Records from a data source
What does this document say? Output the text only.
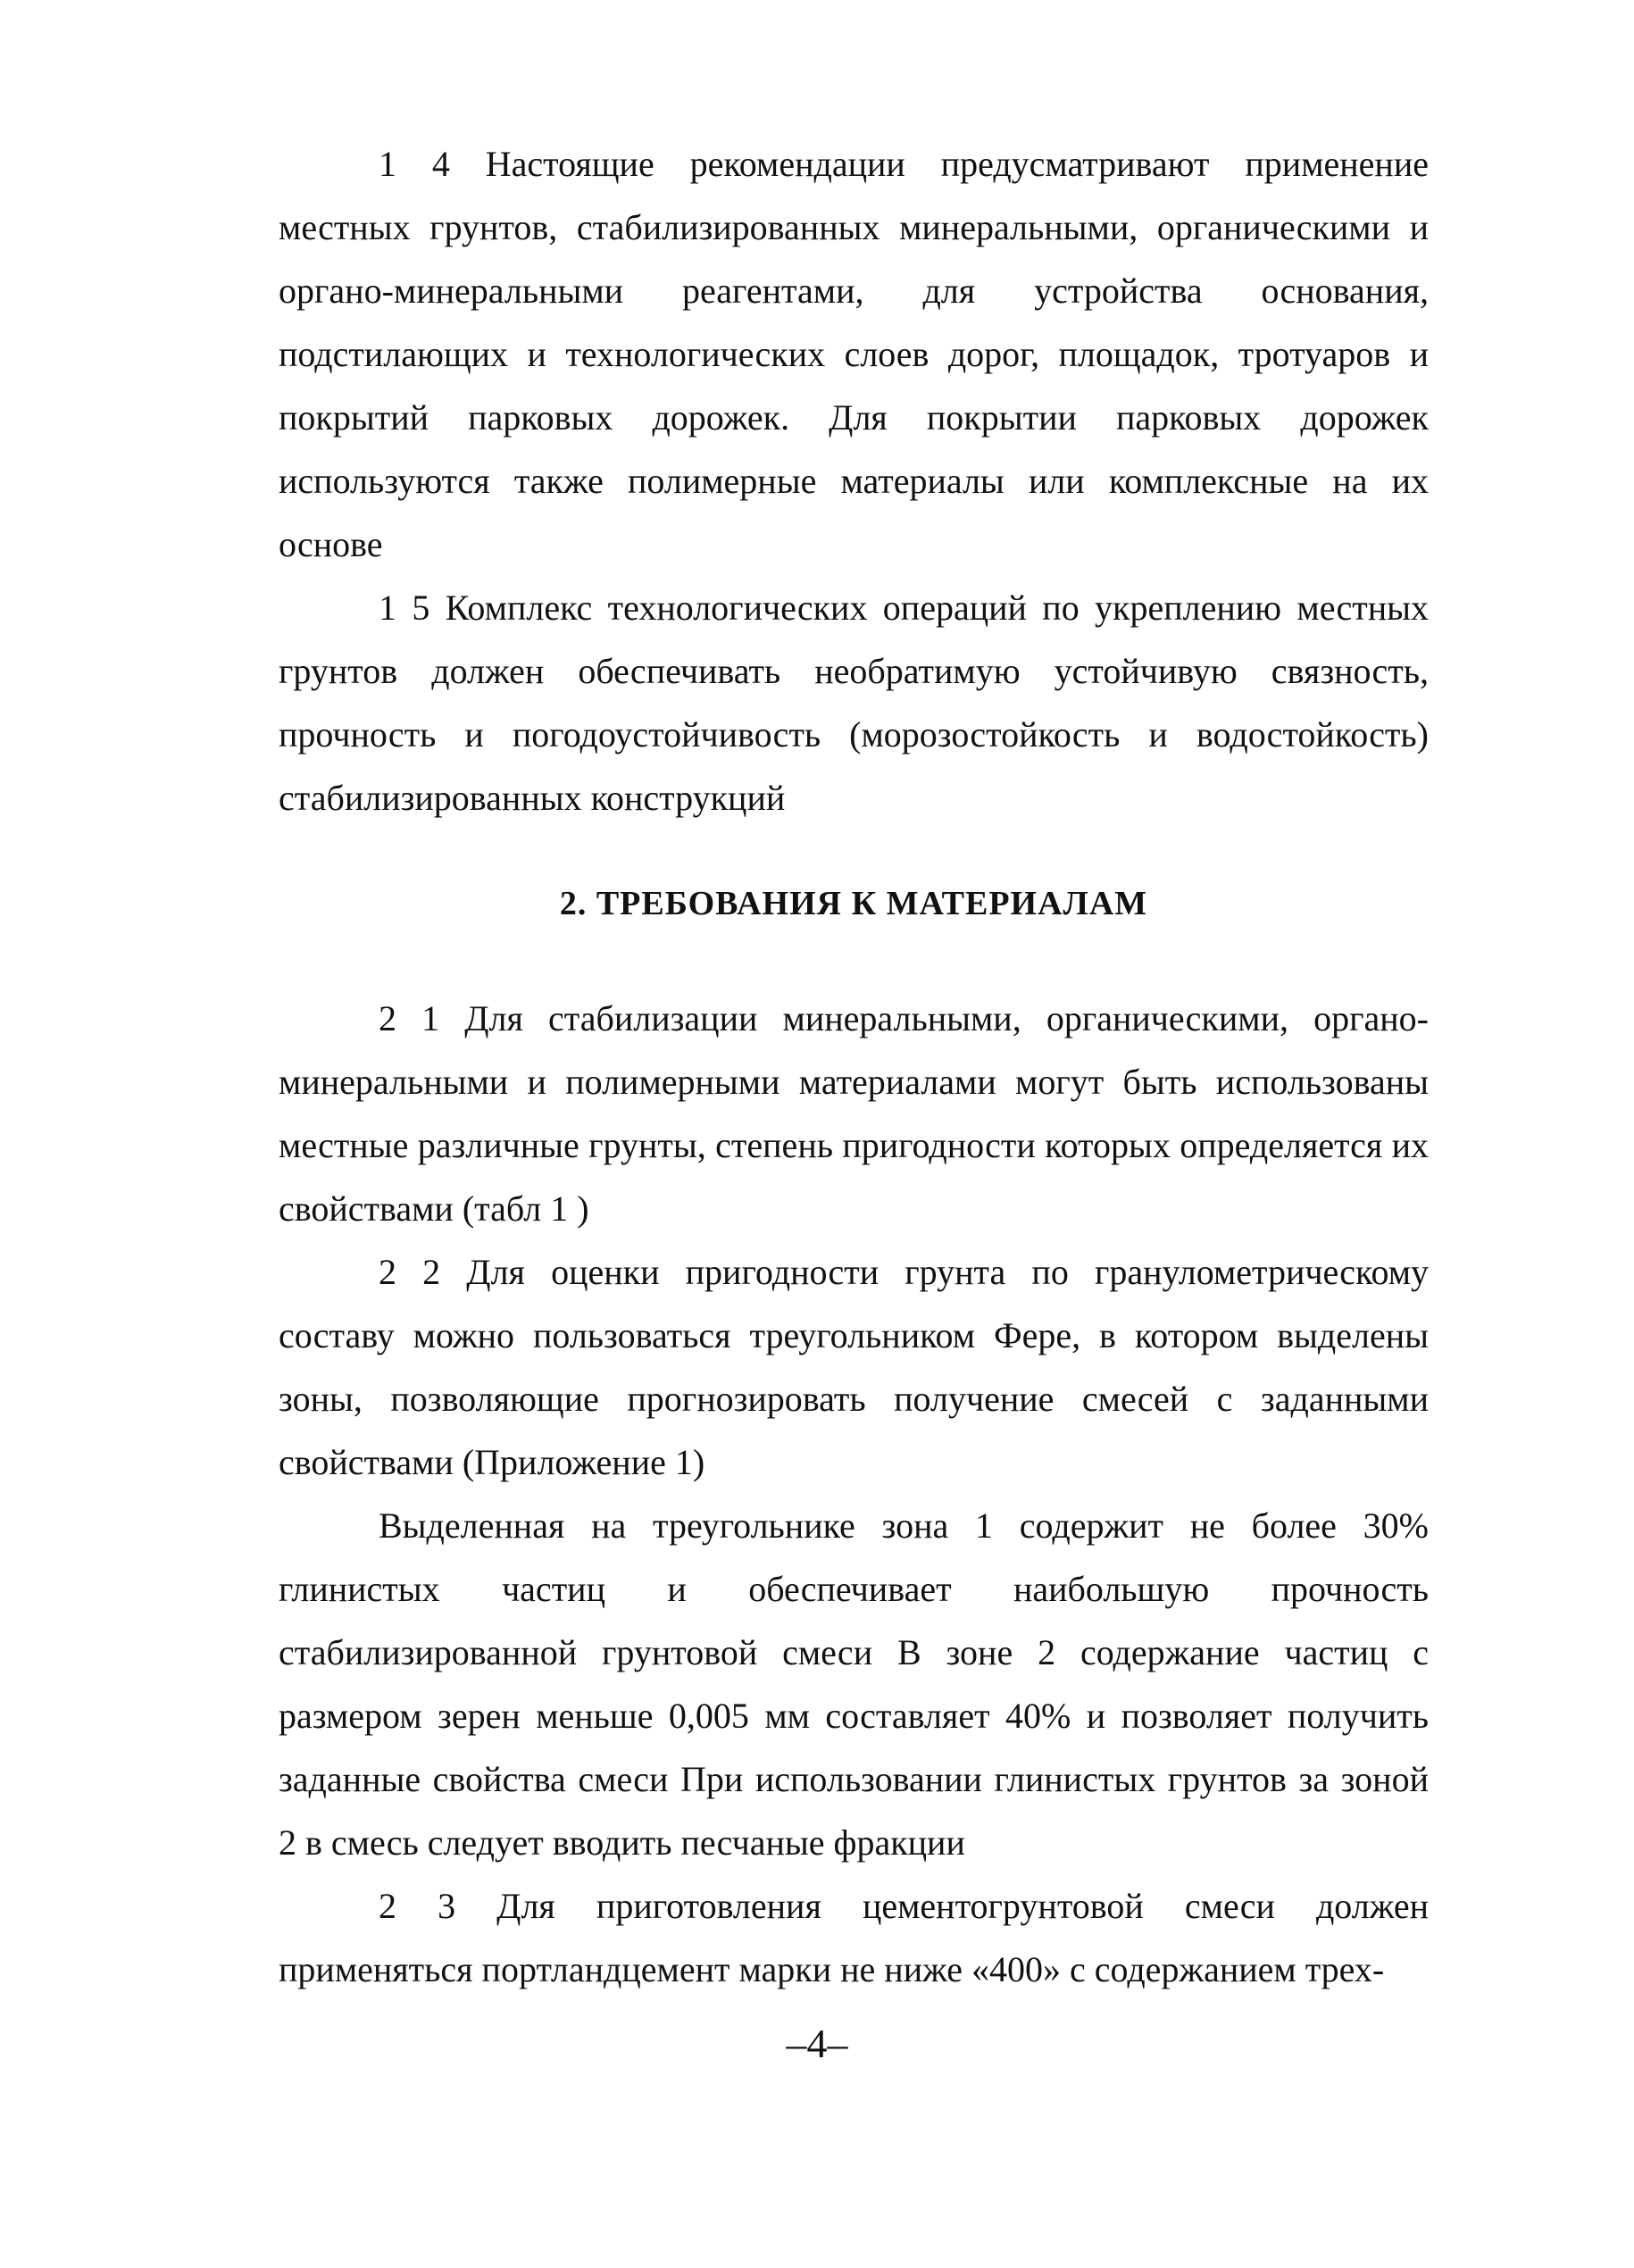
1 4 Настоящие рекомендации предусматривают применение местных грунтов, стабилизированных минеральными, органическими и органо-минеральными реагентами, для устройства основания, подстилающих и технологических слоев дорог, площадок, тротуаров и покрытий парковых дорожек. Для покрытии парковых дорожек используются также полимерные материалы или комплексные на их основе

1 5 Комплекс технологических операций по укреплению местных грунтов должен обеспечивать необратимую устойчивую связность, прочность и погодоустойчивость (морозостойкость и водостойкость) стабилизированных конструкций

2. ТРЕБОВАНИЯ К МАТЕРИАЛАМ

2 1 Для стабилизации минеральными, органическими, органо-минеральными и полимерными материалами могут быть использованы местные различные грунты, степень пригодности которых определяется их свойствами (табл 1 )

2 2 Для оценки пригодности грунта по гранулометрическому составу можно пользоваться треугольником Фере, в котором выделены зоны, позволяющие прогнозировать получение смесей с заданными свойствами (Приложение 1)

Выделенная на треугольнике зона 1 содержит не более 30% глинистых частиц и обеспечивает наибольшую прочность стабилизированной грунтовой смеси В зоне 2 содержание частиц с размером зерен меньше 0,005 мм составляет 40% и позволяет получить заданные свойства смеси При использовании глинистых грунтов за зоной 2 в смесь следует вводить песчаные фракции

2 3 Для приготовления цементогрунтовой смеси должен применяться портландцемент марки не ниже «400» с содержанием трех-

–4–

## [What is needed]
Only the number should be given: how many lines of the data contain the word "органо"?

## [Solution to the problem]
2